## Passage
:::
The high-fidelity SimiGen suite at Wolverhampton's New Cross Hospital, which took four months to construct, is a learning centre for medical students, located on the same floor as the existing simulation suite (SimWard) in the Wolverhampton Medical Institute.

Eventually the two will be linked via a single server.

The simulation experience forms one element of student doctors’ curriculum to improve patient safety in a safe, supportive and open learning environment.

Students are immersed in "real life" risk-free adult medical scenarios, starting with information gathering in year three, to delivering care in emergency situations and caring for acutely ill patients in year five.

They practise skills following medical algorithms, calling for senior help via the telephone and activating the emergency alarm.

Treatments may be prescribed and administered, and investigations such as blood tests, ECGs and X-rays can be requested and reviewed.

There is even the opportunity to practise using a defibrillator in a highly stressful situation without the risk of harm to patients or themselves.

While a group of students undertake a scenario, their colleagues observe via a live video link from a separate debrief room using a high-tech audio-visual system provided by Scotia UK called SMOTS.

SimiGen, which used to be a teaching room and an office, doubles up as a skills room where students practise other disciplines through simulation.

These include venepuncture, cannulation, catheterisation, ECG training, sub-cutaneous and intramuscular injections, drug reconstitution, ophthalmoscopy and otoscopy.
:::
## Supplied records

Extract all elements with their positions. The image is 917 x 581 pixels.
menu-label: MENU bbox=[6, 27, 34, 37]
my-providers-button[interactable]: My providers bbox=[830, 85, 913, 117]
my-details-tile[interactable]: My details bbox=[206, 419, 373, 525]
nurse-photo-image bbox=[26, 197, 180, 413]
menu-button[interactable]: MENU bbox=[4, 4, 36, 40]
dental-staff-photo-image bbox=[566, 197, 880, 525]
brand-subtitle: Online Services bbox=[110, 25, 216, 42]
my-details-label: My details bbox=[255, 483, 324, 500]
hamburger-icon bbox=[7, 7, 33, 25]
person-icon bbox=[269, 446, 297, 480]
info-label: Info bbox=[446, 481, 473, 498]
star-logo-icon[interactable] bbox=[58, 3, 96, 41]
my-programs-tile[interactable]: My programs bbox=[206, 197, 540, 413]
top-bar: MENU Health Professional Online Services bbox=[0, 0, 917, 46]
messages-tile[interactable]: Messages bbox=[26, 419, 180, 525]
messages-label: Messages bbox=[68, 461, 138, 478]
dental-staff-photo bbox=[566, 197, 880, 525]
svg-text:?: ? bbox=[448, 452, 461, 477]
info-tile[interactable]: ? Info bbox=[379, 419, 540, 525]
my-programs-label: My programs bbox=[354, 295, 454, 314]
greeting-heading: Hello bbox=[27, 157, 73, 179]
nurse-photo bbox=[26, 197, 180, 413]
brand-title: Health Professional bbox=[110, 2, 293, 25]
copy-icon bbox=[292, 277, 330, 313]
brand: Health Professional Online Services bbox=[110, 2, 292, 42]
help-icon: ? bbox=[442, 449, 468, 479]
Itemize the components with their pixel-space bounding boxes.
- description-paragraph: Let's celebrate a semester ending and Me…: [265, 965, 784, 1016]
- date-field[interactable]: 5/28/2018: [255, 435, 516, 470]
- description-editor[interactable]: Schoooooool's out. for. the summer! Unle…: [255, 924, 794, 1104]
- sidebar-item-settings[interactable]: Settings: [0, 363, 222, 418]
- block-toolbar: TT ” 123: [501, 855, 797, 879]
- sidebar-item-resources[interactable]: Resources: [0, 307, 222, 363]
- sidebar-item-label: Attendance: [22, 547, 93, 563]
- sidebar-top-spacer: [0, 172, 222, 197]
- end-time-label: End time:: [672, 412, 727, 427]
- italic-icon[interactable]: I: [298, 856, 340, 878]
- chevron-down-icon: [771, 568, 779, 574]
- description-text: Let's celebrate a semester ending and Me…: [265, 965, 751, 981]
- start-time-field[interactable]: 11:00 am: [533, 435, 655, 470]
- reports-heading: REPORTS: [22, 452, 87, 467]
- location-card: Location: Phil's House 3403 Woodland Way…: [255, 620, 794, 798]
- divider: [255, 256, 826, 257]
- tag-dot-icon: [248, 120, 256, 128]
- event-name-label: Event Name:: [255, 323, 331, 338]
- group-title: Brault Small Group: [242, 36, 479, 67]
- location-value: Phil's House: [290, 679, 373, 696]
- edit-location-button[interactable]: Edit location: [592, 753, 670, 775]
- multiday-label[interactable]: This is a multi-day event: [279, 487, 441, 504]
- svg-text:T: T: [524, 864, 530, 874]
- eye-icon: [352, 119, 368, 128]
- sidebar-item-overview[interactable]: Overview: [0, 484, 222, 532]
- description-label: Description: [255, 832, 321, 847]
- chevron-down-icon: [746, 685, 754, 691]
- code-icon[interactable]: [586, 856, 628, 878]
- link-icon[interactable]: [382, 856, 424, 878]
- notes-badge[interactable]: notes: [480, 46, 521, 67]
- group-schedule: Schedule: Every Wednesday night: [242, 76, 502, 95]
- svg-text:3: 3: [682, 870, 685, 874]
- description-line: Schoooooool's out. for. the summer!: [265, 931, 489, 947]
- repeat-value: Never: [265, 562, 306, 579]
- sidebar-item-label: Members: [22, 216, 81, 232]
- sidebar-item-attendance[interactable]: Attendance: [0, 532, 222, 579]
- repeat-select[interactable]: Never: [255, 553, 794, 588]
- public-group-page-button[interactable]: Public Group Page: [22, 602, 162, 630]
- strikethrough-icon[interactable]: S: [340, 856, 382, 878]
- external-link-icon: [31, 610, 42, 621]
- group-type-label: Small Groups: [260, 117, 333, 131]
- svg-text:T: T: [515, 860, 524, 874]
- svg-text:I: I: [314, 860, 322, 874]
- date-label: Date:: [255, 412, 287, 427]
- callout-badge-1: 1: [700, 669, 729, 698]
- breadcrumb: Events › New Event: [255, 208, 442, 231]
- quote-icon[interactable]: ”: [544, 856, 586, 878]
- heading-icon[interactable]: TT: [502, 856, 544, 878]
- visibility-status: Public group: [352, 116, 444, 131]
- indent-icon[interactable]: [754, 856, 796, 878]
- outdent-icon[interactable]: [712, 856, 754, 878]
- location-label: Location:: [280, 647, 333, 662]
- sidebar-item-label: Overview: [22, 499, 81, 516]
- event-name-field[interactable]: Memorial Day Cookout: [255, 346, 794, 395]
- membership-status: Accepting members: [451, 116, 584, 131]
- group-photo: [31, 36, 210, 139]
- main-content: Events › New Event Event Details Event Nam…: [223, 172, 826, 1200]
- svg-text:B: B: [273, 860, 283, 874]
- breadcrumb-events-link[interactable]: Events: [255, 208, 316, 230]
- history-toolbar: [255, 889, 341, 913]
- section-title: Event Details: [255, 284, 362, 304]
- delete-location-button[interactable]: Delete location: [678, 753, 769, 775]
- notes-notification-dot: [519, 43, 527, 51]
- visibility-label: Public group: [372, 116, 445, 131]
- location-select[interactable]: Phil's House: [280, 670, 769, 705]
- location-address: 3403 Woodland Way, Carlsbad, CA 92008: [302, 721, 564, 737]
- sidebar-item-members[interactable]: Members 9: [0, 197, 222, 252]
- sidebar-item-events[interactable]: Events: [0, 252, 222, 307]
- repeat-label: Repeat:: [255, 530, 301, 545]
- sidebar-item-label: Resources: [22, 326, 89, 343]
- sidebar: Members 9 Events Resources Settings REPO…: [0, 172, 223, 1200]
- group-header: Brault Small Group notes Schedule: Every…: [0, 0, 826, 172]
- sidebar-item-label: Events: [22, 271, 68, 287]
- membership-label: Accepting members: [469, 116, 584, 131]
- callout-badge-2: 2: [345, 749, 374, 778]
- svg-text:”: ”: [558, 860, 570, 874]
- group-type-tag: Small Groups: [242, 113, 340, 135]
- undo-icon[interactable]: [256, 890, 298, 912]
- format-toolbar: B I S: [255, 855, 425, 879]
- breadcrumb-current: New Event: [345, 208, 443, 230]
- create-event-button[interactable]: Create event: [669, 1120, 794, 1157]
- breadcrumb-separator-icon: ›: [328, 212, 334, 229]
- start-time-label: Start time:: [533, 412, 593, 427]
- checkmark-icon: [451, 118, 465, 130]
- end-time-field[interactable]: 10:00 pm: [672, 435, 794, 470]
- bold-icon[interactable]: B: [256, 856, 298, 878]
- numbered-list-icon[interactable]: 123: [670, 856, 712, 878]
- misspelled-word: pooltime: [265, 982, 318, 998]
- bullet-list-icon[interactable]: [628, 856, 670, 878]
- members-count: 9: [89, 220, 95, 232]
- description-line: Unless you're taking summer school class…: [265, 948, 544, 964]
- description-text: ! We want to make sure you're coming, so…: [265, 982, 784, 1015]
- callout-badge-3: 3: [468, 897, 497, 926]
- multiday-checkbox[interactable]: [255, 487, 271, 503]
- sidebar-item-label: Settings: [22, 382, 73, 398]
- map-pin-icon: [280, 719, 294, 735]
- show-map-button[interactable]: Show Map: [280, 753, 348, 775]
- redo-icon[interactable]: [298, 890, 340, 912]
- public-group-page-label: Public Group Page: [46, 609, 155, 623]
:::
## Work instruction 1
Translate this sentence from the passage about the SimiGen suite into Spanish: "SimiGen, which used to be a teaching room and an office, doubles up as a skills room where students practise other disciplines through simulation."
## Work instruction 2
Write the next part of the passage about the SimiGen suite at New Cross Hospital, starting after its final sentence.
The items have nothing to do with the passage about the SimiGen suite.

## Task result 1
SimiGen, que antes era un aula y una oficina, funciona también como sala de habilidades donde los estudiantes practican otras disciplinas mediante simulación.

## Task result 2
Students are signed off in simulated practice before going to the wards and embarking on supervised clinical practice on real patients.

Melissa Whiles, lead for undergraduate clinical skills and simulation at The Royal Wolverhampton NHS Trust, said: "Using SimiGen to its full potential enables the teaching faculty to provide students with the skills to be safer practitioners today and mould the doctors of the future."

Dr Jonathan Odum, chief medical officer for the trust, said: "It’s been a real pleasure to see the opening of the undergraduate simulation suite.

"We’ve had simulation training here in Wolverhampton for just over 17 years and it’s been a great benefit to our staff to take part in the training sessions and take these skills back to their speciality.

“The advantage of practicing on a mannequin is truly invaluable and I’m pleased to say the training programme has received national recognition over the years."